Objective: For the material that follows, list every line containing the word "mandatory".

Data provided:
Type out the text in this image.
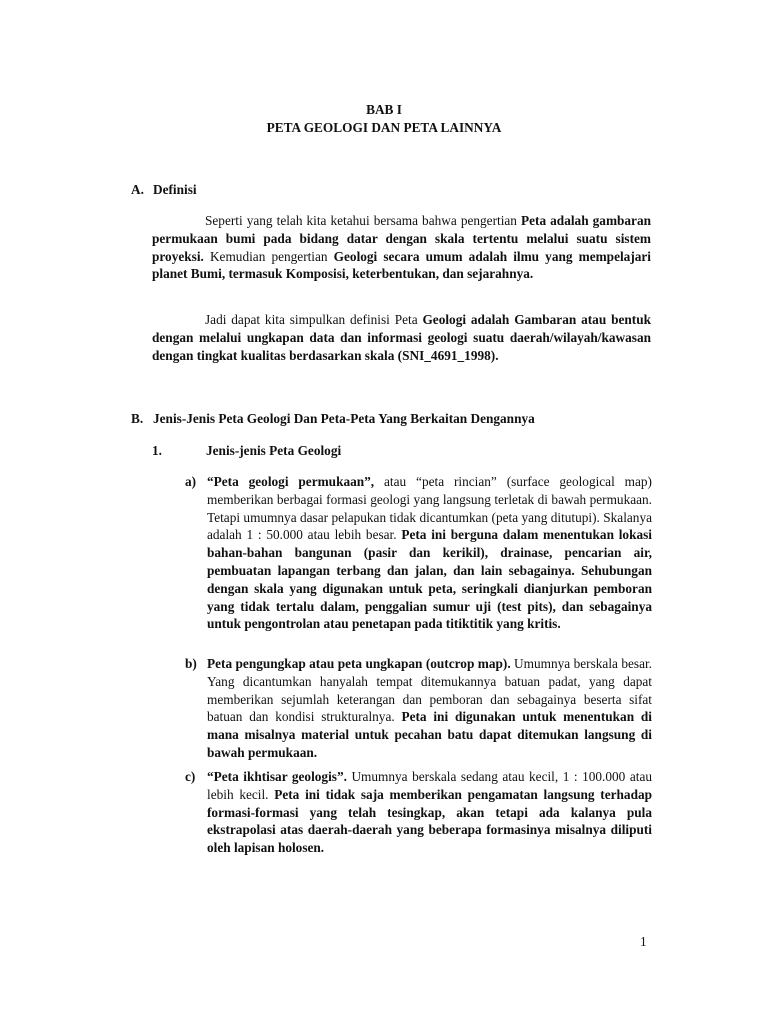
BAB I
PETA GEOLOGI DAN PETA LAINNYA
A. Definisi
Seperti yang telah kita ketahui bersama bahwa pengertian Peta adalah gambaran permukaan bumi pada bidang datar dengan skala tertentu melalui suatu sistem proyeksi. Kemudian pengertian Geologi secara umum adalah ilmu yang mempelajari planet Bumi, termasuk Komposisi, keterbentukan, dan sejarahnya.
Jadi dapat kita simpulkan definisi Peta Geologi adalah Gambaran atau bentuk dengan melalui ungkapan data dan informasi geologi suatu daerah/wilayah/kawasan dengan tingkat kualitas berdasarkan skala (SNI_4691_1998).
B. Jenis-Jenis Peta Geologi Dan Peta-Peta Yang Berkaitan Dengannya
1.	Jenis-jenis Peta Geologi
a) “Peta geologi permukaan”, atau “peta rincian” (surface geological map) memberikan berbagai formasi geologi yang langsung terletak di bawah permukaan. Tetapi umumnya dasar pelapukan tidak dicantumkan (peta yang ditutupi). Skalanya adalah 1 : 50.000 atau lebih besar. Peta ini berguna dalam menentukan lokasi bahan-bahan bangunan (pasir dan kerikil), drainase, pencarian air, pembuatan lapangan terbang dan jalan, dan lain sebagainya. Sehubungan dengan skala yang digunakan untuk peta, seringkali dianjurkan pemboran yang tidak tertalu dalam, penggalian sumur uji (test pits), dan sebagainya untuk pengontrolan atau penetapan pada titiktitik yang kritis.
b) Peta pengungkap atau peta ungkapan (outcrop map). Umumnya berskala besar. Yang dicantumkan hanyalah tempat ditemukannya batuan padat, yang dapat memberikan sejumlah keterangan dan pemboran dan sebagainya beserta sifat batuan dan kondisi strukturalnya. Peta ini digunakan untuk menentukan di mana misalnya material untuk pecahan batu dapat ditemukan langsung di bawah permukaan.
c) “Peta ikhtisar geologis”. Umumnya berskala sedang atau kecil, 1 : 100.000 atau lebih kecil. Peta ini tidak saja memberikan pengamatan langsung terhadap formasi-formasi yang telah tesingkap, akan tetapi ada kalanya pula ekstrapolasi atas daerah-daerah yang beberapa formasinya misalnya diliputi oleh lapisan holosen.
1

...

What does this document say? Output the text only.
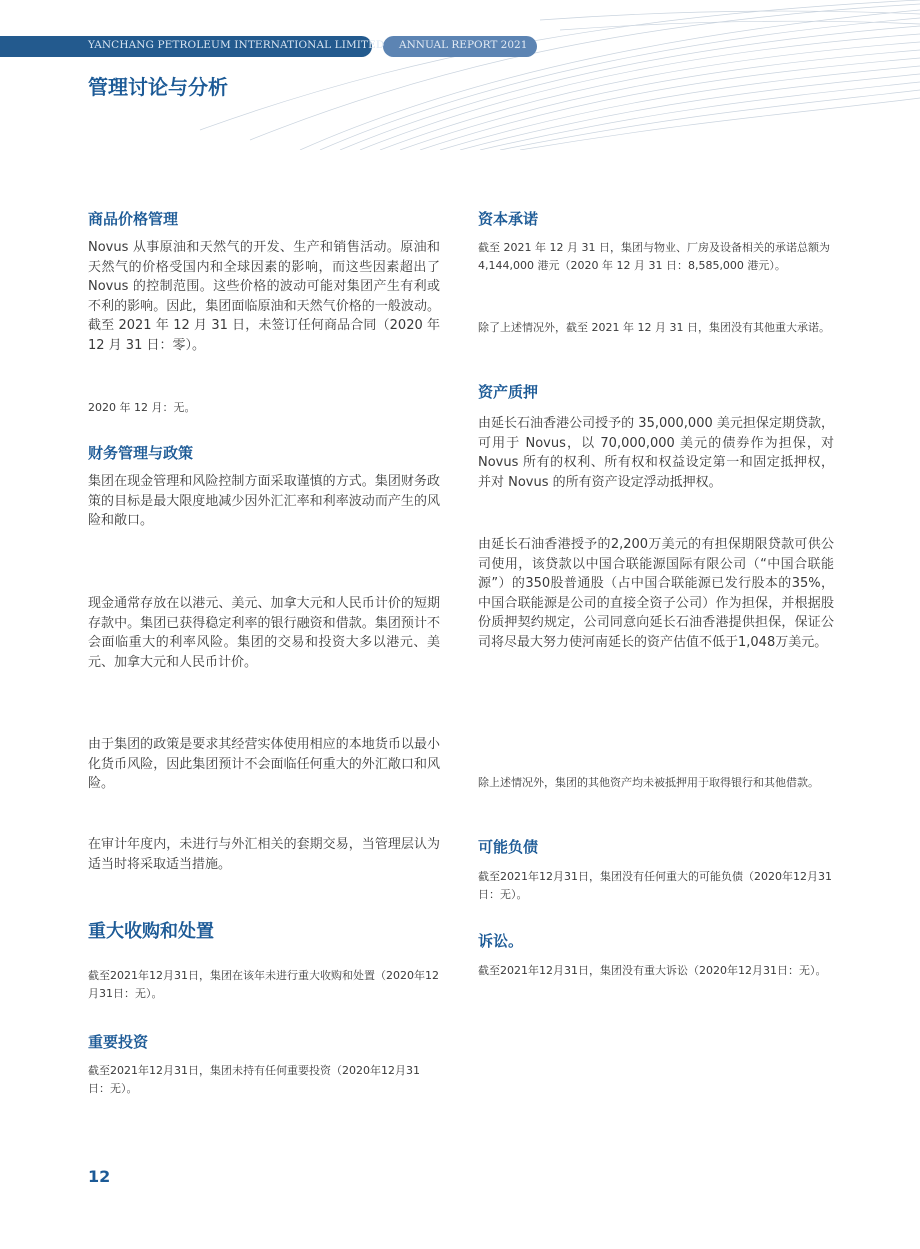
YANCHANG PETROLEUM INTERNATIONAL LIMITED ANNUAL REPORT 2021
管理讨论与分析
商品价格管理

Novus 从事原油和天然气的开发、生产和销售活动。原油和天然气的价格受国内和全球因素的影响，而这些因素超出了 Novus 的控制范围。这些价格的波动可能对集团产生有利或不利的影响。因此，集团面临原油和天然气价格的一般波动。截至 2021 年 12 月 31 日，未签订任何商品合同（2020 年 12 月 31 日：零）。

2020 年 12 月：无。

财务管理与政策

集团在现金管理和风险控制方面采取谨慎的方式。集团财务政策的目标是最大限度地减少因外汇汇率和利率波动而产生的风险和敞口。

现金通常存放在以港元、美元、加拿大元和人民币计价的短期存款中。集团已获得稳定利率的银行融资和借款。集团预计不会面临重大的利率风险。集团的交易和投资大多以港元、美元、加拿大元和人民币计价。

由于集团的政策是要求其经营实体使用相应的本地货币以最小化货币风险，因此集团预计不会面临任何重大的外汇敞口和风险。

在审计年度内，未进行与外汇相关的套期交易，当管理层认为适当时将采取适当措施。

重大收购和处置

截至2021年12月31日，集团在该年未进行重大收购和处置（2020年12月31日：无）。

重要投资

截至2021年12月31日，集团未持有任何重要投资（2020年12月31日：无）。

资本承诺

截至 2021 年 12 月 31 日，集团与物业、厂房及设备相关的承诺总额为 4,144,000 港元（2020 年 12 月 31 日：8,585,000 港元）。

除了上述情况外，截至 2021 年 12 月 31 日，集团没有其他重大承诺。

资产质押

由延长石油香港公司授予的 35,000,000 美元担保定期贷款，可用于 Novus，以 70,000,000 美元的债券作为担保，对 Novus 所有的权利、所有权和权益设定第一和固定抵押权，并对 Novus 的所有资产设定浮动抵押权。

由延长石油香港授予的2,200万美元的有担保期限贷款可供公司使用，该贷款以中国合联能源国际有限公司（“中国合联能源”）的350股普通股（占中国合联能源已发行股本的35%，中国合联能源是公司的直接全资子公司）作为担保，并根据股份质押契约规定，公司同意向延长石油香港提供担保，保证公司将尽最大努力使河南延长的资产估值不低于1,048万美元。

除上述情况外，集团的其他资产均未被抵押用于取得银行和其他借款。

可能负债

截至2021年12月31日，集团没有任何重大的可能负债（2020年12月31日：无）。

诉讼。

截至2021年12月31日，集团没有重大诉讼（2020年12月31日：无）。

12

* * *

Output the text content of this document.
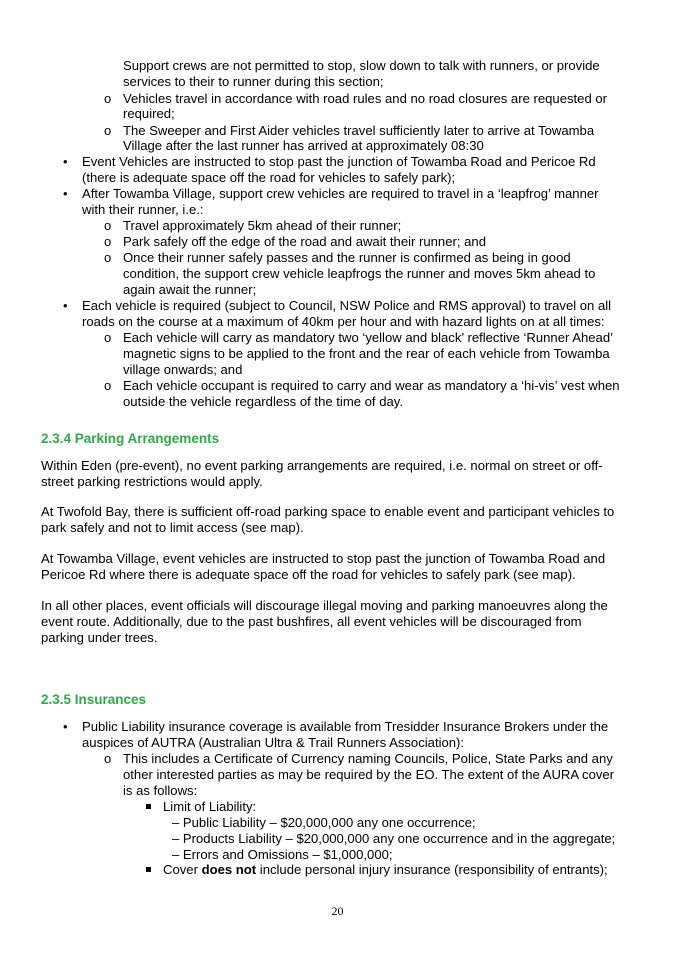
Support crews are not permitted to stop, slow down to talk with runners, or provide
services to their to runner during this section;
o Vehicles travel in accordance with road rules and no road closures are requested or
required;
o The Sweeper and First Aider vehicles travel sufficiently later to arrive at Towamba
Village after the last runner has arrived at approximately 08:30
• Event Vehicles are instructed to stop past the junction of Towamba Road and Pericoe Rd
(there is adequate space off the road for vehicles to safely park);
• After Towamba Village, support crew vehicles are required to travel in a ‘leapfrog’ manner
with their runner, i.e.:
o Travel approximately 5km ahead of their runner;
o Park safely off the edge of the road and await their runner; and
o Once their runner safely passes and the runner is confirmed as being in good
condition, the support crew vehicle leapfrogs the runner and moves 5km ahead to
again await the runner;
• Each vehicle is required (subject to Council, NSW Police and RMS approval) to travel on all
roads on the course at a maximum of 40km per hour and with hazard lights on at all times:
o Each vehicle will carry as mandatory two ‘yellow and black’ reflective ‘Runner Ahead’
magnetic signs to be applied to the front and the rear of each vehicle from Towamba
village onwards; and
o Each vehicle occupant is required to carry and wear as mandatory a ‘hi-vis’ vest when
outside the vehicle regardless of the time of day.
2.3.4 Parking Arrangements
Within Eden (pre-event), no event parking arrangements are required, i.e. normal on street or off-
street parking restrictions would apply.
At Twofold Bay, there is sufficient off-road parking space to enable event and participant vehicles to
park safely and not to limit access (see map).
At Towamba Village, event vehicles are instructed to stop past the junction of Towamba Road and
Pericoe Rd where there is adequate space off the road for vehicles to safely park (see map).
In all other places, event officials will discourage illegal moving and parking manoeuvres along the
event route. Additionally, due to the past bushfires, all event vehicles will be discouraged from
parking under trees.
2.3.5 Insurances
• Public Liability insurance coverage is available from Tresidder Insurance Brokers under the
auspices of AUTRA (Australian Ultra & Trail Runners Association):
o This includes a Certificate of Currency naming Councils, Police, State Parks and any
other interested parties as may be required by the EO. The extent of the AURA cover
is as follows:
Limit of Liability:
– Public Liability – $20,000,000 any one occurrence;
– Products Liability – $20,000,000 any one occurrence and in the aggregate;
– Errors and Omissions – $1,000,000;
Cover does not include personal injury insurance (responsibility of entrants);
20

Task solution:
o Each vehicle will carry as mandatory two ‘yellow and black’ reflective ‘Runner Ahead’
o Each vehicle occupant is required to carry and wear as mandatory a ‘hi-vis’ vest when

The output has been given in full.